*Given instruction*:
Go through the records underneath and write each one out again exactly.

*Record extracts*:
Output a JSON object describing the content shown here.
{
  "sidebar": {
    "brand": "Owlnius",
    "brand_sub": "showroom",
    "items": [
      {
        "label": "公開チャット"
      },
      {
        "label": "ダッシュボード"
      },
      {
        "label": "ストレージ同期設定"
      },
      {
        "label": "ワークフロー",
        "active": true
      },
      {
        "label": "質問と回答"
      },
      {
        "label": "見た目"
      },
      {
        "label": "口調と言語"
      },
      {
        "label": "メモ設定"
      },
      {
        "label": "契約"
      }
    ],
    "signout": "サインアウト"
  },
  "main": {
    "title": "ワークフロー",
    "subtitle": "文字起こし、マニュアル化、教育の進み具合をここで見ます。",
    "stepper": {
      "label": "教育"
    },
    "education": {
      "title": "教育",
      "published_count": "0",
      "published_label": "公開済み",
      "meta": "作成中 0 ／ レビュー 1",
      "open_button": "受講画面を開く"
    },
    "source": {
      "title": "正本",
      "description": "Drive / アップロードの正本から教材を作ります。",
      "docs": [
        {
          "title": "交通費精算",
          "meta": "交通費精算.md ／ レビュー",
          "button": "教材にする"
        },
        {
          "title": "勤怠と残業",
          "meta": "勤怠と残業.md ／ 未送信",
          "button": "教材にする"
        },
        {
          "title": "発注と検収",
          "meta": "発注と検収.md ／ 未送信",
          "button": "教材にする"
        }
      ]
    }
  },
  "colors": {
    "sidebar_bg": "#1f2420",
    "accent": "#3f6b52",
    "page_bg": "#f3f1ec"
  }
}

*Answer below*:
Output a JSON object describing the content shown here.
{
  "sidebar": {
    "brand": "Owlnius",
    "brand_sub": "showroom",
    "items": [
      {
        "label": "公開チャット"
      },
      {
        "label": "ダッシュボード"
      },
      {
        "label": "ストレージ同期設定"
      },
      {
        "label": "ワークフロー",
        "active": true
      },
      {
        "label": "質問と回答"
      },
      {
        "label": "見た目"
      },
      {
        "label": "口調と言語"
      },
      {
        "label": "メモ設定"
      },
      {
        "label": "契約"
      }
    ],
    "signout": "サインアウト"
  },
  "main": {
    "title": "ワークフロー",
    "subtitle": "文字起こし、マニュアル化、教育の進み具合をここで見ます。",
    "stepper": {
      "label": "教育"
    },
    "education": {
      "title": "教育",
      "published_count": "0",
      "published_label": "公開済み",
      "meta": "作成中 0 ／ レビュー 1",
      "open_button": "受講画面を開く"
    },
    "source": {
      "title": "正本",
      "description": "Drive / アップロードの正本から教材を作ります。",
      "docs": [
        {
          "title": "交通費精算",
          "meta": "交通費精算.md ／ レビュー",
          "button": "教材にする"
        },
        {
          "title": "勤怠と残業",
          "meta": "勤怠と残業.md ／ 未送信",
          "button": "教材にする"
        },
        {
          "title": "発注と検収",
          "meta": "発注と検収.md ／ 未送信",
          "button": "教材にする"
        }
      ]
    }
  },
  "colors": {
    "sidebar_bg": "#1f2420",
    "accent": "#3f6b52",
    "page_bg": "#f3f1ec"
  }
}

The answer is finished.